#### Exercise requirements:
Present the data once more in exactly its original form.

#### Information supplied:
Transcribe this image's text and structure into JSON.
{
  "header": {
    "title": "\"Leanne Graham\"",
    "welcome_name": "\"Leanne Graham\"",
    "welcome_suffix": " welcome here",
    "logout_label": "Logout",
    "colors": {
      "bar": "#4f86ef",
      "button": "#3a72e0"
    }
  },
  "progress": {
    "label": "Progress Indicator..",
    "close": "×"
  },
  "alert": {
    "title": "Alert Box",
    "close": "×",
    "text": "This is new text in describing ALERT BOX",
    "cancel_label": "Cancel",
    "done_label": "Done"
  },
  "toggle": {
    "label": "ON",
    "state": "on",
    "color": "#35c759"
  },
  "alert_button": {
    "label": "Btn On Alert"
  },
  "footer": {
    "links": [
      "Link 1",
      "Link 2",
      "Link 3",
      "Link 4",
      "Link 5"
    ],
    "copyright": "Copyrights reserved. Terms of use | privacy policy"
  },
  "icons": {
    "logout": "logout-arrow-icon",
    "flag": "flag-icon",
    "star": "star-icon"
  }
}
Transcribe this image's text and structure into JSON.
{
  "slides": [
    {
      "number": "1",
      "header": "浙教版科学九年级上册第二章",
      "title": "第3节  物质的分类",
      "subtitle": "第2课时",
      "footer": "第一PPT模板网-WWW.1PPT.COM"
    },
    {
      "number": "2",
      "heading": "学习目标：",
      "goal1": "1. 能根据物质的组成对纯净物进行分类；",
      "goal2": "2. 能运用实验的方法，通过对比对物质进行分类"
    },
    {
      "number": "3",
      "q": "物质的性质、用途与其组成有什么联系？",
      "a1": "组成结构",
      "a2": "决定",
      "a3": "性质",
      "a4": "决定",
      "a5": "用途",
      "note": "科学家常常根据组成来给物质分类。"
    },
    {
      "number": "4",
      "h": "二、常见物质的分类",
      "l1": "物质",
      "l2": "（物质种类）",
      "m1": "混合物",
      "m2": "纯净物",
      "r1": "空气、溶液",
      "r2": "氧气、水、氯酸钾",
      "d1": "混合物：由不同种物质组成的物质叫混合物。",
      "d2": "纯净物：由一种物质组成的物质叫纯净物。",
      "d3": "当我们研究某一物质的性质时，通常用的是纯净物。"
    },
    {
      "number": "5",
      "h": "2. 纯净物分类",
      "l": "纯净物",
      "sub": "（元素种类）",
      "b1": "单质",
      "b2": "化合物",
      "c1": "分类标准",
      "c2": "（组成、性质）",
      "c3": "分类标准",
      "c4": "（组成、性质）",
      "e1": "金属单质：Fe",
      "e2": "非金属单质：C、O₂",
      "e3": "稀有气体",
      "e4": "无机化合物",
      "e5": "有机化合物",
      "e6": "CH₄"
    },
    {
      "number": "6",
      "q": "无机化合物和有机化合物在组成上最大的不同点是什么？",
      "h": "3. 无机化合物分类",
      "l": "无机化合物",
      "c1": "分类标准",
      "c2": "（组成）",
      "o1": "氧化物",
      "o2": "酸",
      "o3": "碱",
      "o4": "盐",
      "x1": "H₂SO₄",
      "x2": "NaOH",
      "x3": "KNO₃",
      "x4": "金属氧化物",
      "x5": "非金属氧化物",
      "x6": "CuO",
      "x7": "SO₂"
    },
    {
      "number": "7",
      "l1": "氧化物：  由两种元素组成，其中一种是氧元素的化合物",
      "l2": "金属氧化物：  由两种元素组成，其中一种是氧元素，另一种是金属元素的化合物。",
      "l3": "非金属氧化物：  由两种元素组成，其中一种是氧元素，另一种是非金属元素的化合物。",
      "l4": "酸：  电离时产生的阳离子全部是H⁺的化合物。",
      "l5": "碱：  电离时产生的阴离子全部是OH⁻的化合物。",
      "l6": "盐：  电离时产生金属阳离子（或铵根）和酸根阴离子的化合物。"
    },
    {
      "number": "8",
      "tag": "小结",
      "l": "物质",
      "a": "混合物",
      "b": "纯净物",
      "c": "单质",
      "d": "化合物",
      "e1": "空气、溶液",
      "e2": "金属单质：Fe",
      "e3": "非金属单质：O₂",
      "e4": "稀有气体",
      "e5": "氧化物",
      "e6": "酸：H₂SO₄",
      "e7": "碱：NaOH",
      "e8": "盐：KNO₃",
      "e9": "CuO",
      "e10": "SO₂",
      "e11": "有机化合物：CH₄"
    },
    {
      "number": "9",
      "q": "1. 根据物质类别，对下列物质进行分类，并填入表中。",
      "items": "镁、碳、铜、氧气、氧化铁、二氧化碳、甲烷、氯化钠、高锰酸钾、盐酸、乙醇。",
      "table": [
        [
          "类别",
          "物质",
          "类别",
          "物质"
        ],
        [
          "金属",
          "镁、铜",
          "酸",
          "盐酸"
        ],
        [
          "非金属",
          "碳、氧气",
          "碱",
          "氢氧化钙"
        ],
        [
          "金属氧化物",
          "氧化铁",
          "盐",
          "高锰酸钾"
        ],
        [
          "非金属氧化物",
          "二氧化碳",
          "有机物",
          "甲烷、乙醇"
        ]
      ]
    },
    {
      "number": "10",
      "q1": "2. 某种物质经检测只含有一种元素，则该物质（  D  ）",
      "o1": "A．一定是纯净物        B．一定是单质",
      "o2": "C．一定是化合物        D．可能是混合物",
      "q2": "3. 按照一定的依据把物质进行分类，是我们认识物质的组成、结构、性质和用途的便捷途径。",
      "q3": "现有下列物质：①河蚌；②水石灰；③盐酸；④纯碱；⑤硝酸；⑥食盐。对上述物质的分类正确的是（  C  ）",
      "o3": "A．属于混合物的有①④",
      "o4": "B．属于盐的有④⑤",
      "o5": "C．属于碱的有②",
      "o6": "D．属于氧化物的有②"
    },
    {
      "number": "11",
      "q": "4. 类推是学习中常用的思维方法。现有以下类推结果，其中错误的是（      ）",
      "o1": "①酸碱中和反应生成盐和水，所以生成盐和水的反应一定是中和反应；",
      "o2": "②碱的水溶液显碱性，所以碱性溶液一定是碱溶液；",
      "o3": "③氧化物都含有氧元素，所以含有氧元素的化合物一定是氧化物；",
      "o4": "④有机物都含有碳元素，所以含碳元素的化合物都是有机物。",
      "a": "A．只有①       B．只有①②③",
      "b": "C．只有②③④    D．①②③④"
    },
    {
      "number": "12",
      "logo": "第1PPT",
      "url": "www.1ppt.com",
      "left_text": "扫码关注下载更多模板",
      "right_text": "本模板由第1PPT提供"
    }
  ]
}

#### Exercise answer:
Transcribe this image's text and structure into JSON.
{
  "header": {
    "title": "\"Leanne Graham\"",
    "welcome_name": "\"Leanne Graham\"",
    "welcome_suffix": " welcome here",
    "logout_label": "Logout",
    "colors": {
      "bar": "#4f86ef",
      "button": "#3a72e0"
    }
  },
  "progress": {
    "label": "Progress Indicator..",
    "close": "×"
  },
  "alert": {
    "title": "Alert Box",
    "close": "×",
    "text": "This is new text in describing ALERT BOX",
    "cancel_label": "Cancel",
    "done_label": "Done"
  },
  "toggle": {
    "label": "ON",
    "state": "on",
    "color": "#35c759"
  },
  "alert_button": {
    "label": "Btn On Alert"
  },
  "footer": {
    "links": [
      "Link 1",
      "Link 2",
      "Link 3",
      "Link 4",
      "Link 5"
    ],
    "copyright": "Copyrights reserved. Terms of use | privacy policy"
  },
  "icons": {
    "logout": "logout-arrow-icon",
    "flag": "flag-icon",
    "star": "star-icon"
  }
}
Transcribe this image's text and structure into JSON.
{
  "slides": [
    {
      "number": "1",
      "header": "浙教版科学九年级上册第二章",
      "title": "第3节  物质的分类",
      "subtitle": "第2课时",
      "footer": "第一PPT模板网-WWW.1PPT.COM"
    },
    {
      "number": "2",
      "heading": "学习目标：",
      "goal1": "1. 能根据物质的组成对纯净物进行分类；",
      "goal2": "2. 能运用实验的方法，通过对比对物质进行分类"
    },
    {
      "number": "3",
      "q": "物质的性质、用途与其组成有什么联系？",
      "a1": "组成结构",
      "a2": "决定",
      "a3": "性质",
      "a4": "决定",
      "a5": "用途",
      "note": "科学家常常根据组成来给物质分类。"
    },
    {
      "number": "4",
      "h": "二、常见物质的分类",
      "l1": "物质",
      "l2": "（物质种类）",
      "m1": "混合物",
      "m2": "纯净物",
      "r1": "空气、溶液",
      "r2": "氧气、水、氯酸钾",
      "d1": "混合物：由不同种物质组成的物质叫混合物。",
      "d2": "纯净物：由一种物质组成的物质叫纯净物。",
      "d3": "当我们研究某一物质的性质时，通常用的是纯净物。"
    },
    {
      "number": "5",
      "h": "2. 纯净物分类",
      "l": "纯净物",
      "sub": "（元素种类）",
      "b1": "单质",
      "b2": "化合物",
      "c1": "分类标准",
      "c2": "（组成、性质）",
      "c3": "分类标准",
      "c4": "（组成、性质）",
      "e1": "金属单质：Fe",
      "e2": "非金属单质：C、O₂",
      "e3": "稀有气体",
      "e4": "无机化合物",
      "e5": "有机化合物",
      "e6": "CH₄"
    },
    {
      "number": "6",
      "q": "无机化合物和有机化合物在组成上最大的不同点是什么？",
      "h": "3. 无机化合物分类",
      "l": "无机化合物",
      "c1": "分类标准",
      "c2": "（组成）",
      "o1": "氧化物",
      "o2": "酸",
      "o3": "碱",
      "o4": "盐",
      "x1": "H₂SO₄",
      "x2": "NaOH",
      "x3": "KNO₃",
      "x4": "金属氧化物",
      "x5": "非金属氧化物",
      "x6": "CuO",
      "x7": "SO₂"
    },
    {
      "number": "7",
      "l1": "氧化物：  由两种元素组成，其中一种是氧元素的化合物",
      "l2": "金属氧化物：  由两种元素组成，其中一种是氧元素，另一种是金属元素的化合物。",
      "l3": "非金属氧化物：  由两种元素组成，其中一种是氧元素，另一种是非金属元素的化合物。",
      "l4": "酸：  电离时产生的阳离子全部是H⁺的化合物。",
      "l5": "碱：  电离时产生的阴离子全部是OH⁻的化合物。",
      "l6": "盐：  电离时产生金属阳离子（或铵根）和酸根阴离子的化合物。"
    },
    {
      "number": "8",
      "tag": "小结",
      "l": "物质",
      "a": "混合物",
      "b": "纯净物",
      "c": "单质",
      "d": "化合物",
      "e1": "空气、溶液",
      "e2": "金属单质：Fe",
      "e3": "非金属单质：O₂",
      "e4": "稀有气体",
      "e5": "氧化物",
      "e6": "酸：H₂SO₄",
      "e7": "碱：NaOH",
      "e8": "盐：KNO₃",
      "e9": "CuO",
      "e10": "SO₂",
      "e11": "有机化合物：CH₄"
    },
    {
      "number": "9",
      "q": "1. 根据物质类别，对下列物质进行分类，并填入表中。",
      "items": "镁、碳、铜、氧气、氧化铁、二氧化碳、甲烷、氯化钠、高锰酸钾、盐酸、乙醇。",
      "table": [
        [
          "类别",
          "物质",
          "类别",
          "物质"
        ],
        [
          "金属",
          "镁、铜",
          "酸",
          "盐酸"
        ],
        [
          "非金属",
          "碳、氧气",
          "碱",
          "氢氧化钙"
        ],
        [
          "金属氧化物",
          "氧化铁",
          "盐",
          "高锰酸钾"
        ],
        [
          "非金属氧化物",
          "二氧化碳",
          "有机物",
          "甲烷、乙醇"
        ]
      ]
    },
    {
      "number": "10",
      "q1": "2. 某种物质经检测只含有一种元素，则该物质（  D  ）",
      "o1": "A．一定是纯净物        B．一定是单质",
      "o2": "C．一定是化合物        D．可能是混合物",
      "q2": "3. 按照一定的依据把物质进行分类，是我们认识物质的组成、结构、性质和用途的便捷途径。",
      "q3": "现有下列物质：①河蚌；②水石灰；③盐酸；④纯碱；⑤硝酸；⑥食盐。对上述物质的分类正确的是（  C  ）",
      "o3": "A．属于混合物的有①④",
      "o4": "B．属于盐的有④⑤",
      "o5": "C．属于碱的有②",
      "o6": "D．属于氧化物的有②"
    },
    {
      "number": "11",
      "q": "4. 类推是学习中常用的思维方法。现有以下类推结果，其中错误的是（      ）",
      "o1": "①酸碱中和反应生成盐和水，所以生成盐和水的反应一定是中和反应；",
      "o2": "②碱的水溶液显碱性，所以碱性溶液一定是碱溶液；",
      "o3": "③氧化物都含有氧元素，所以含有氧元素的化合物一定是氧化物；",
      "o4": "④有机物都含有碳元素，所以含碳元素的化合物都是有机物。",
      "a": "A．只有①       B．只有①②③",
      "b": "C．只有②③④    D．①②③④"
    },
    {
      "number": "12",
      "logo": "第1PPT",
      "url": "www.1ppt.com",
      "left_text": "扫码关注下载更多模板",
      "right_text": "本模板由第1PPT提供"
    }
  ]
}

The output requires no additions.